WHAT IS NEEDED:
Search the records for "History". Copy every line where it appears.

Dataset rows
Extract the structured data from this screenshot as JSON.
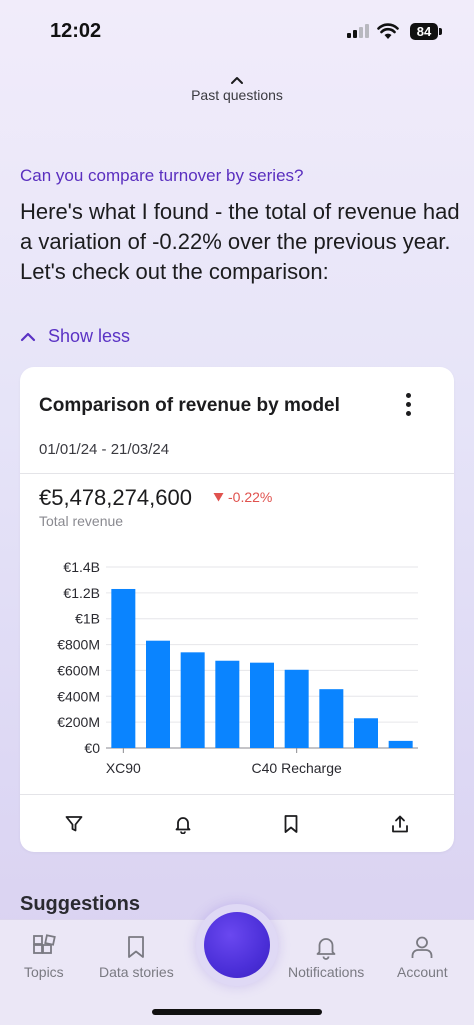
{
  "status_bar": {
    "time": "12:02",
    "battery": "84"
  },
  "past_questions": {
    "label": "Past questions"
  },
  "conversation": {
    "question": "Can you compare turnover by series?",
    "answer": "Here's what I found - the total of revenue had a variation of -0.22% over the previous year. Let's check out the comparison:",
    "show_less_label": "Show less"
  },
  "card": {
    "title": "Comparison of revenue by model",
    "date_range": "01/01/24 - 21/03/24",
    "total_value": "€5,478,274,600",
    "delta": "-0.22%",
    "total_label": "Total revenue"
  },
  "chart_data": {
    "type": "bar",
    "categories": [
      "XC90",
      "",
      "",
      "",
      "",
      "C40 Recharge",
      "",
      "",
      ""
    ],
    "values": [
      1230000000,
      830000000,
      740000000,
      675000000,
      660000000,
      605000000,
      455000000,
      230000000,
      55000000
    ],
    "y_ticks": [
      "€0",
      "€200M",
      "€400M",
      "€600M",
      "€800M",
      "€1B",
      "€1.2B",
      "€1.4B"
    ],
    "ylim": [
      0,
      1400000000
    ],
    "grid": true,
    "bar_color": "#0a84ff"
  },
  "card_actions": [
    "filter-icon",
    "bell-icon",
    "bookmark-icon",
    "share-icon"
  ],
  "suggestions": {
    "title": "Suggestions"
  },
  "tab_bar": {
    "topics": "Topics",
    "data_stories": "Data stories",
    "notifications": "Notifications",
    "account": "Account"
  },
  "colors": {
    "accent": "#5a32c4",
    "negative": "#e0524e",
    "bar": "#0a84ff"
  }
}
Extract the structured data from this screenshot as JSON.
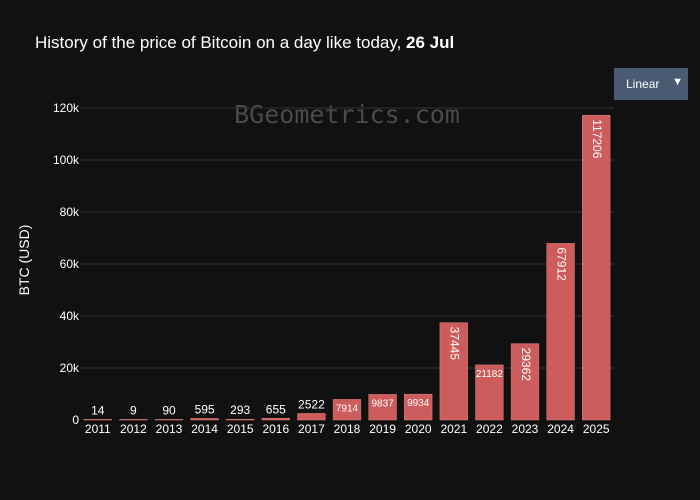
{
  "title": {
    "prefix": "History of the price of Bitcoin on a day like today, ",
    "date": "26 Jul"
  },
  "watermark": "BGeometrics.com",
  "scale_selector": {
    "selected": "Linear",
    "arrow": "▼"
  },
  "colors": {
    "background": "#111111",
    "bar": "#cd5c5c",
    "grid": "#2e3340",
    "button": "#4a5a72"
  },
  "chart_data": {
    "type": "bar",
    "title": "History of the price of Bitcoin on a day like today, 26 Jul",
    "xlabel": "",
    "ylabel": "BTC (USD)",
    "ylim": [
      0,
      120000
    ],
    "yticks": [
      0,
      20000,
      40000,
      60000,
      80000,
      100000,
      120000
    ],
    "ytick_labels": [
      "0",
      "20k",
      "40k",
      "60k",
      "80k",
      "100k",
      "120k"
    ],
    "grid": true,
    "categories": [
      "2011",
      "2012",
      "2013",
      "2014",
      "2015",
      "2016",
      "2017",
      "2018",
      "2019",
      "2020",
      "2021",
      "2022",
      "2023",
      "2024",
      "2025"
    ],
    "values": [
      14,
      9,
      90,
      595,
      293,
      655,
      2522,
      7914,
      9837,
      9934,
      37445,
      21182,
      29362,
      67912,
      117206
    ],
    "labels": [
      "14",
      "9",
      "90",
      "595",
      "293",
      "655",
      "2522",
      "7914",
      "9837",
      "9934",
      "37445",
      "21182",
      "29362",
      "67912",
      "117206"
    ]
  }
}
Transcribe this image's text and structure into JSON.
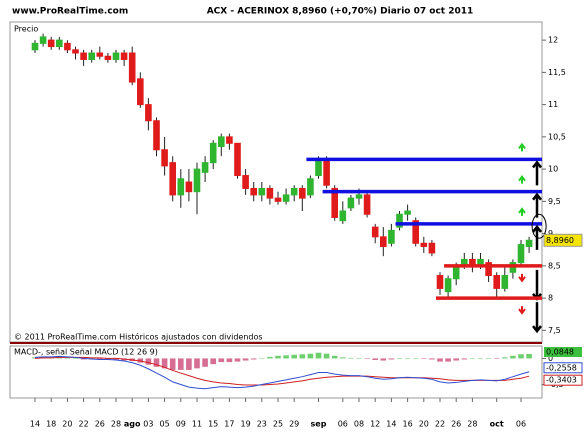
{
  "chart_data": [
    {
      "type": "candlestick",
      "source": "www.ProRealTime.com",
      "title": "ACX - ACERINOX  8,8960 (+0,70%)  Diario  07 oct 2011",
      "ylabel": "Precio",
      "footnote": "© 2011 ProRealTime.com Históricos ajustados con dividendos",
      "categories": [
        "14",
        null,
        "18",
        null,
        "20",
        null,
        "22",
        null,
        "26",
        null,
        "28",
        null,
        "ago",
        null,
        "03",
        null,
        "05",
        null,
        "09",
        null,
        "11",
        null,
        "15",
        null,
        "17",
        null,
        "19",
        null,
        "23",
        null,
        "25",
        null,
        "29",
        null,
        null,
        "sep",
        null,
        null,
        "06",
        null,
        "08",
        null,
        "12",
        null,
        "14",
        null,
        "16",
        null,
        "20",
        null,
        "22",
        null,
        "26",
        null,
        "28",
        null,
        null,
        "oct",
        null,
        null,
        "06",
        null
      ],
      "open": [
        11.85,
        11.95,
        12.0,
        11.9,
        11.95,
        11.85,
        11.8,
        11.7,
        11.8,
        11.75,
        11.7,
        11.8,
        11.8,
        11.4,
        11.0,
        10.75,
        10.3,
        10.1,
        9.6,
        9.8,
        9.65,
        9.95,
        10.1,
        10.35,
        10.5,
        10.4,
        9.9,
        9.7,
        9.6,
        9.7,
        9.55,
        9.5,
        9.6,
        9.7,
        9.6,
        9.9,
        10.15,
        9.7,
        9.2,
        9.4,
        9.55,
        9.6,
        9.1,
        8.95,
        8.85,
        9.1,
        9.3,
        9.2,
        8.85,
        8.85,
        8.35,
        8.1,
        8.3,
        8.5,
        8.6,
        8.5,
        8.55,
        8.35,
        8.15,
        8.4,
        8.55,
        8.8
      ],
      "high": [
        12.0,
        12.1,
        12.05,
        12.05,
        12.0,
        11.9,
        11.85,
        11.85,
        11.9,
        11.8,
        11.85,
        11.85,
        11.9,
        11.5,
        11.1,
        10.8,
        10.5,
        10.2,
        10.0,
        10.0,
        10.1,
        10.2,
        10.45,
        10.55,
        10.55,
        10.4,
        10.0,
        9.8,
        9.8,
        9.75,
        9.65,
        9.7,
        9.75,
        9.75,
        9.9,
        10.2,
        10.2,
        9.75,
        9.5,
        9.6,
        9.7,
        9.65,
        9.15,
        9.1,
        9.15,
        9.35,
        9.45,
        9.25,
        8.95,
        8.9,
        8.4,
        8.35,
        8.55,
        8.7,
        8.7,
        8.7,
        8.6,
        8.4,
        8.5,
        8.6,
        8.9,
        8.95
      ],
      "low": [
        11.8,
        11.9,
        11.85,
        11.85,
        11.8,
        11.7,
        11.6,
        11.65,
        11.7,
        11.65,
        11.65,
        11.6,
        11.3,
        10.95,
        10.6,
        10.2,
        9.9,
        9.5,
        9.4,
        9.5,
        9.3,
        9.8,
        10.0,
        10.2,
        10.3,
        9.85,
        9.6,
        9.5,
        9.5,
        9.45,
        9.45,
        9.45,
        9.5,
        9.35,
        9.55,
        9.85,
        9.7,
        9.2,
        9.15,
        9.35,
        9.45,
        9.25,
        8.85,
        8.65,
        8.8,
        9.05,
        9.2,
        8.8,
        8.7,
        8.65,
        8.05,
        8.0,
        8.2,
        8.45,
        8.4,
        8.45,
        8.25,
        8.0,
        8.1,
        8.3,
        8.5,
        8.7
      ],
      "close": [
        11.95,
        12.05,
        11.9,
        12.0,
        11.85,
        11.8,
        11.7,
        11.8,
        11.75,
        11.7,
        11.8,
        11.7,
        11.35,
        11.0,
        10.75,
        10.3,
        10.05,
        9.6,
        9.85,
        9.65,
        10.0,
        10.1,
        10.4,
        10.5,
        10.4,
        9.9,
        9.7,
        9.6,
        9.7,
        9.55,
        9.5,
        9.6,
        9.7,
        9.55,
        9.85,
        10.15,
        9.75,
        9.25,
        9.35,
        9.55,
        9.6,
        9.3,
        8.95,
        8.8,
        9.05,
        9.3,
        9.35,
        8.85,
        8.8,
        8.7,
        8.15,
        8.3,
        8.5,
        8.6,
        8.5,
        8.6,
        8.35,
        8.15,
        8.35,
        8.55,
        8.83,
        8.896
      ],
      "up_color": "#2fb52f",
      "down_color": "#e01b1b",
      "ylim": [
        7.35,
        12.25
      ],
      "yticks": [
        12,
        {
          "value": 11.5,
          "label": "11,5"
        },
        11,
        {
          "value": 10.5,
          "label": "10,5"
        },
        10,
        {
          "value": 9.5,
          "label": "9,5"
        },
        9,
        {
          "value": 8.5,
          "label": "8,5"
        },
        8,
        {
          "value": 7.5,
          "label": "7,5"
        }
      ],
      "price_label": "8,8960",
      "levels": [
        {
          "value": 10.15,
          "color": "#1010e0"
        },
        {
          "value": 9.65,
          "color": "#1010e0"
        },
        {
          "value": 9.15,
          "color": "#1010e0"
        },
        {
          "value": 8.5,
          "color": "#e01b1b"
        },
        {
          "value": 8.0,
          "color": "#e01b1b"
        }
      ]
    },
    {
      "type": "macd",
      "title": "MACD-, señal Señal MACD (12 26 9)",
      "histogram": {
        "color": "#c83c6e",
        "up_color": "#3cbf3c",
        "value_label": "0,0848",
        "values": [
          0.02,
          0.02,
          0.02,
          0.02,
          0.01,
          0,
          -0.02,
          -0.02,
          -0.03,
          -0.02,
          -0.03,
          -0.04,
          -0.05,
          -0.08,
          -0.12,
          -0.16,
          -0.19,
          -0.22,
          -0.22,
          -0.22,
          -0.19,
          -0.16,
          -0.11,
          -0.07,
          -0.07,
          -0.06,
          -0.04,
          -0.02,
          0.01,
          0.03,
          0.05,
          0.06,
          0.07,
          0.08,
          0.09,
          0.11,
          0.09,
          0.05,
          0.02,
          0.01,
          0.01,
          -0.01,
          -0.03,
          -0.04,
          -0.02,
          0,
          0.01,
          0,
          -0.01,
          -0.02,
          -0.06,
          -0.06,
          -0.04,
          -0.02,
          0,
          0.01,
          0,
          -0.01,
          0.02,
          0.05,
          0.08,
          0.0848
        ]
      },
      "macd": {
        "color": "#2f4fd0",
        "value_label": "-0,2558",
        "values": [
          0.02,
          0.03,
          0.03,
          0.04,
          0.03,
          0.02,
          0.0,
          -0.01,
          -0.02,
          -0.02,
          -0.03,
          -0.05,
          -0.08,
          -0.13,
          -0.2,
          -0.28,
          -0.36,
          -0.45,
          -0.5,
          -0.55,
          -0.57,
          -0.58,
          -0.56,
          -0.54,
          -0.55,
          -0.56,
          -0.55,
          -0.53,
          -0.5,
          -0.47,
          -0.44,
          -0.41,
          -0.38,
          -0.35,
          -0.31,
          -0.27,
          -0.27,
          -0.3,
          -0.32,
          -0.33,
          -0.33,
          -0.35,
          -0.38,
          -0.4,
          -0.39,
          -0.37,
          -0.36,
          -0.37,
          -0.38,
          -0.4,
          -0.45,
          -0.47,
          -0.46,
          -0.44,
          -0.42,
          -0.41,
          -0.42,
          -0.43,
          -0.4,
          -0.35,
          -0.3,
          -0.2558
        ]
      },
      "signal": {
        "color": "#d02020",
        "value_label": "-0,3403",
        "values": [
          0.0,
          0.01,
          0.01,
          0.02,
          0.02,
          0.02,
          0.02,
          0.01,
          0.01,
          0.0,
          0.0,
          -0.01,
          -0.03,
          -0.05,
          -0.08,
          -0.12,
          -0.17,
          -0.23,
          -0.28,
          -0.33,
          -0.38,
          -0.42,
          -0.45,
          -0.47,
          -0.48,
          -0.5,
          -0.51,
          -0.51,
          -0.51,
          -0.5,
          -0.49,
          -0.47,
          -0.45,
          -0.43,
          -0.4,
          -0.38,
          -0.36,
          -0.35,
          -0.34,
          -0.34,
          -0.34,
          -0.34,
          -0.35,
          -0.36,
          -0.37,
          -0.37,
          -0.37,
          -0.37,
          -0.37,
          -0.38,
          -0.39,
          -0.41,
          -0.42,
          -0.42,
          -0.42,
          -0.42,
          -0.42,
          -0.42,
          -0.42,
          -0.4,
          -0.38,
          -0.3403
        ]
      },
      "ylim": [
        -0.72,
        0.2
      ],
      "yticks": [
        0,
        {
          "value": -0.5,
          "label": "-0,5"
        }
      ]
    }
  ]
}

COMPLETE OUTPUT:
    "prefix": "History of the price of Bitcoin on a day like today, ",
    "title": "History of the price of Bitcoin on a day like today, 26 Jul",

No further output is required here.